-- DATA PROVIDED start --
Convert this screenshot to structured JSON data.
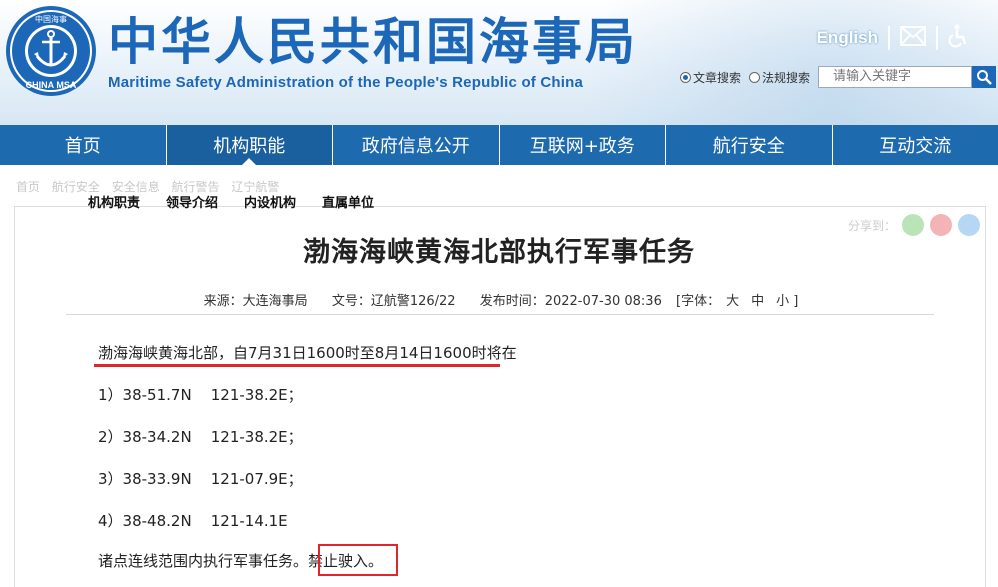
{
  "header": {
    "logo_top_text": "中国海事",
    "logo_bottom_text": "CHINA MSA",
    "title_cn": "中华人民共和国海事局",
    "title_en": "Maritime Safety Administration of the People's Republic of China",
    "english_link": "English",
    "search": {
      "radio_article": "文章搜索",
      "radio_law": "法规搜索",
      "placeholder": "请输入关键字"
    }
  },
  "nav": {
    "items": [
      "首页",
      "机构职能",
      "政府信息公开",
      "互联网+政务",
      "航行安全",
      "互动交流"
    ],
    "active_index": 1
  },
  "breadcrumb": [
    "首页",
    "航行安全",
    "安全信息",
    "航行警告",
    "辽宁航警"
  ],
  "submenu": [
    "机构职责",
    "领导介绍",
    "内设机构",
    "直属单位"
  ],
  "share_label": "分享到：",
  "article": {
    "title": "渤海海峡黄海北部执行军事任务",
    "source": "来源：大连海事局",
    "doc_no": "文号：辽航警126/22",
    "publish_time": "发布时间：2022-07-30 08:36",
    "font_label": "[字体：",
    "font_large": "大",
    "font_medium": "中",
    "font_small": "小 ]",
    "paragraphs": [
      "渤海海峡黄海北部，自7月31日1600时至8月14日1600时将在",
      "1）38-51.7N    121-38.2E；",
      "2）38-34.2N    121-38.2E；",
      "3）38-33.9N    121-07.9E；",
      "4）38-48.2N    121-14.1E",
      "诸点连线范围内执行军事任务。禁止驶入。"
    ]
  },
  "colors": {
    "brand": "#1c67b8",
    "nav_bg": "#1e6aaf",
    "highlight": "#e0262a"
  }
}
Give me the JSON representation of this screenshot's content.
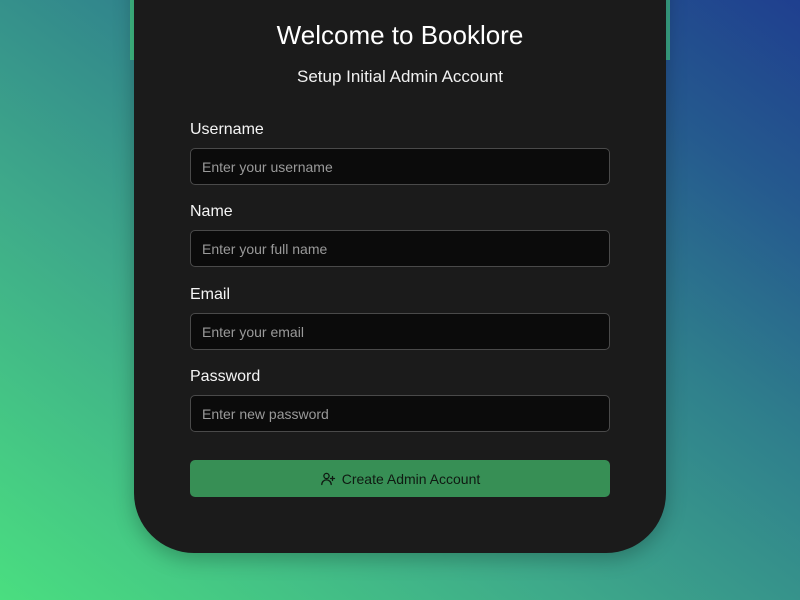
{
  "page": {
    "title": "Welcome to Booklore",
    "subtitle": "Setup Initial Admin Account"
  },
  "form": {
    "fields": [
      {
        "label": "Username",
        "placeholder": "Enter your username",
        "value": ""
      },
      {
        "label": "Name",
        "placeholder": "Enter your full name",
        "value": ""
      },
      {
        "label": "Email",
        "placeholder": "Enter your email",
        "value": ""
      },
      {
        "label": "Password",
        "placeholder": "Enter new password",
        "value": ""
      }
    ],
    "submit": {
      "label": "Create Admin Account",
      "icon": "user-plus-icon"
    }
  },
  "colors": {
    "accent": "#378f55",
    "card_background": "#1b1b1b",
    "input_background": "#0b0b0b"
  }
}
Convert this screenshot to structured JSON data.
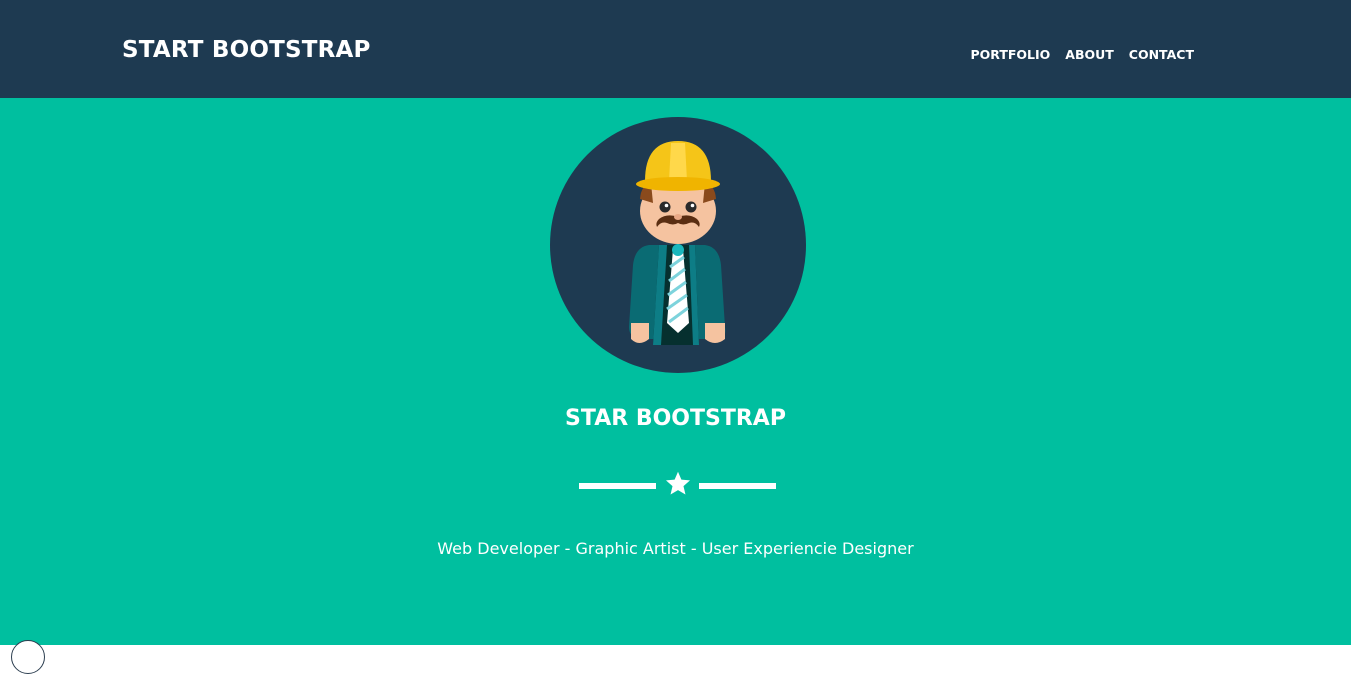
{
  "navbar": {
    "brand": "START BOOTSTRAP",
    "items": [
      {
        "label": "PORTFOLIO"
      },
      {
        "label": "ABOUT"
      },
      {
        "label": "CONTACT"
      }
    ]
  },
  "hero": {
    "title": "STAR BOOTSTRAP",
    "skills": "Web Developer - Graphic Artist - User Experiencie Designer",
    "divider_icon": "star-icon",
    "avatar_icon": "construction-worker-avatar"
  },
  "colors": {
    "navbar_bg": "#1e3a51",
    "hero_bg": "#00bf9f",
    "text": "#ffffff",
    "hard_hat": "#f5c518",
    "jacket": "#0a6b73"
  }
}
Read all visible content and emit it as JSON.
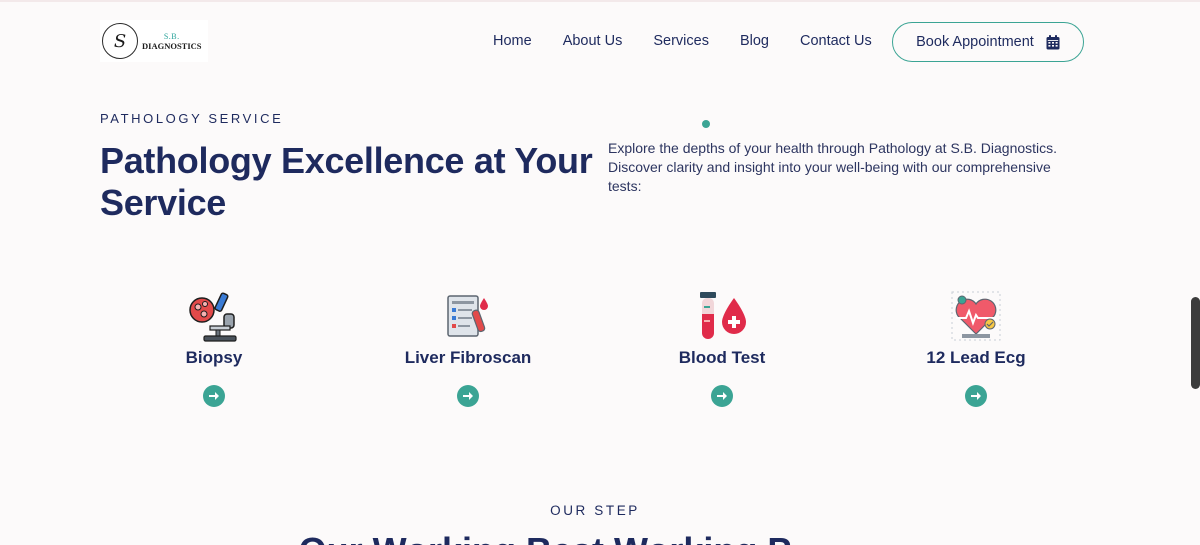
{
  "logo": {
    "monogram": "S",
    "line1": "S.B.",
    "line2": "DIAGNOSTICS"
  },
  "nav": {
    "items": [
      {
        "label": "Home"
      },
      {
        "label": "About Us"
      },
      {
        "label": "Services"
      },
      {
        "label": "Blog"
      },
      {
        "label": "Contact Us"
      }
    ],
    "cta_label": "Book Appointment",
    "cta_icon": "calendar-icon"
  },
  "hero": {
    "eyebrow": "PATHOLOGY SERVICE",
    "title": "Pathology Excellence at Your Service",
    "description": "Explore the depths of your health through Pathology at S.B. Diagnostics. Discover clarity and insight into your well-being with our comprehensive tests:"
  },
  "services": [
    {
      "label": "Biopsy",
      "icon": "microscope-icon"
    },
    {
      "label": "Liver Fibroscan",
      "icon": "clipboard-report-icon"
    },
    {
      "label": "Blood Test",
      "icon": "test-tube-blood-icon"
    },
    {
      "label": "12 Lead Ecg",
      "icon": "heart-ecg-icon"
    }
  ],
  "steps": {
    "eyebrow": "OUR STEP",
    "title": "Our Working Best Working P"
  },
  "colors": {
    "accent": "#3ba494",
    "navy": "#1e2a5e",
    "background": "#fcfafa"
  }
}
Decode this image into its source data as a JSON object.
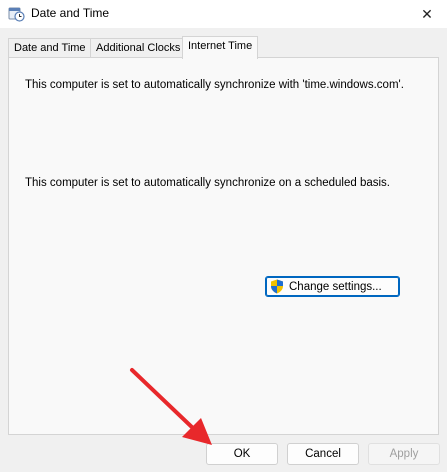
{
  "window": {
    "title": "Date and Time",
    "close_glyph": "✕"
  },
  "tabs": [
    {
      "label": "Date and Time",
      "active": false
    },
    {
      "label": "Additional Clocks",
      "active": false
    },
    {
      "label": "Internet Time",
      "active": true
    }
  ],
  "panel": {
    "sync_server_message": "This computer is set to automatically synchronize with 'time.windows.com'.",
    "schedule_message": "This computer is set to automatically synchronize on a scheduled basis.",
    "change_settings_label": "Change settings..."
  },
  "footer": {
    "ok_label": "OK",
    "cancel_label": "Cancel",
    "apply_label": "Apply"
  },
  "icons": {
    "title": "date-time-icon",
    "change_settings": "uac-shield-icon",
    "close": "close-icon"
  },
  "colors": {
    "accent": "#0067c0",
    "annotation_arrow": "#e8282b"
  }
}
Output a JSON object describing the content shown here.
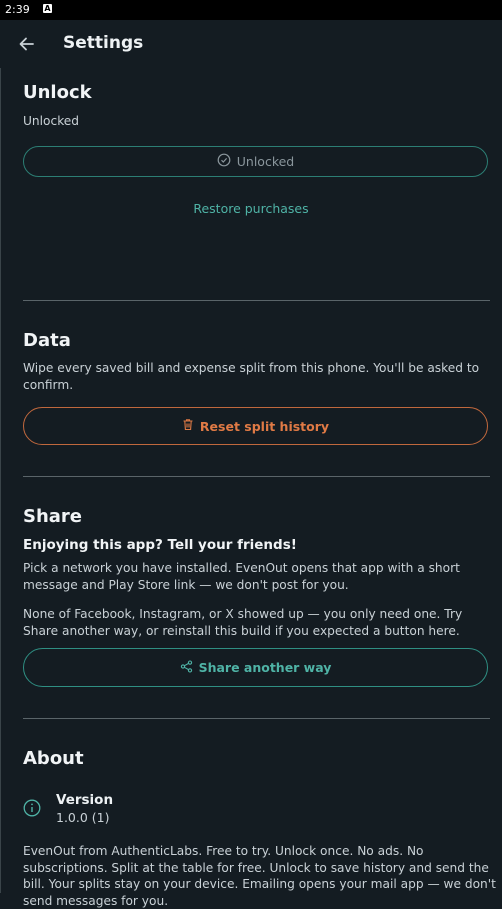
{
  "status_bar": {
    "time": "2:39",
    "notification_icon": "A"
  },
  "header": {
    "title": "Settings"
  },
  "unlock": {
    "heading": "Unlock",
    "status": "Unlocked",
    "button_label": "Unlocked",
    "restore_label": "Restore purchases"
  },
  "data": {
    "heading": "Data",
    "description": "Wipe every saved bill and expense split from this phone. You'll be asked to confirm.",
    "reset_label": "Reset split history"
  },
  "share": {
    "heading": "Share",
    "subheading": "Enjoying this app? Tell your friends!",
    "description1": "Pick a network you have installed. EvenOut opens that app with a short message and Play Store link — we don't post for you.",
    "description2": "None of Facebook, Instagram, or X showed up — you only need one. Try Share another way, or reinstall this build if you expected a button here.",
    "button_label": "Share another way"
  },
  "about": {
    "heading": "About",
    "version_label": "Version",
    "version_value": "1.0.0 (1)",
    "description": "EvenOut from AuthenticLabs. Free to try. Unlock once. No ads. No subscriptions. Split at the table for free. Unlock to save history and send the bill. Your splits stay on your device. Emailing opens your mail app — we don't send messages for you."
  },
  "colors": {
    "background": "#141c22",
    "accent_teal": "#4fb3a6",
    "accent_orange": "#e07a45"
  }
}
-- DATA PROVIDED end --
• EXERCISE DESCRIPTION: Which lines in the data above contain "here"? Show each one.

• SOLUTION FOR THIS PROBLEM:
Output a JSON object describing the content shown here.
    "description2": "None of Facebook, Instagram, or X showed up — you only need one. Try Share another way, or reinstall this build if you expected a button here.",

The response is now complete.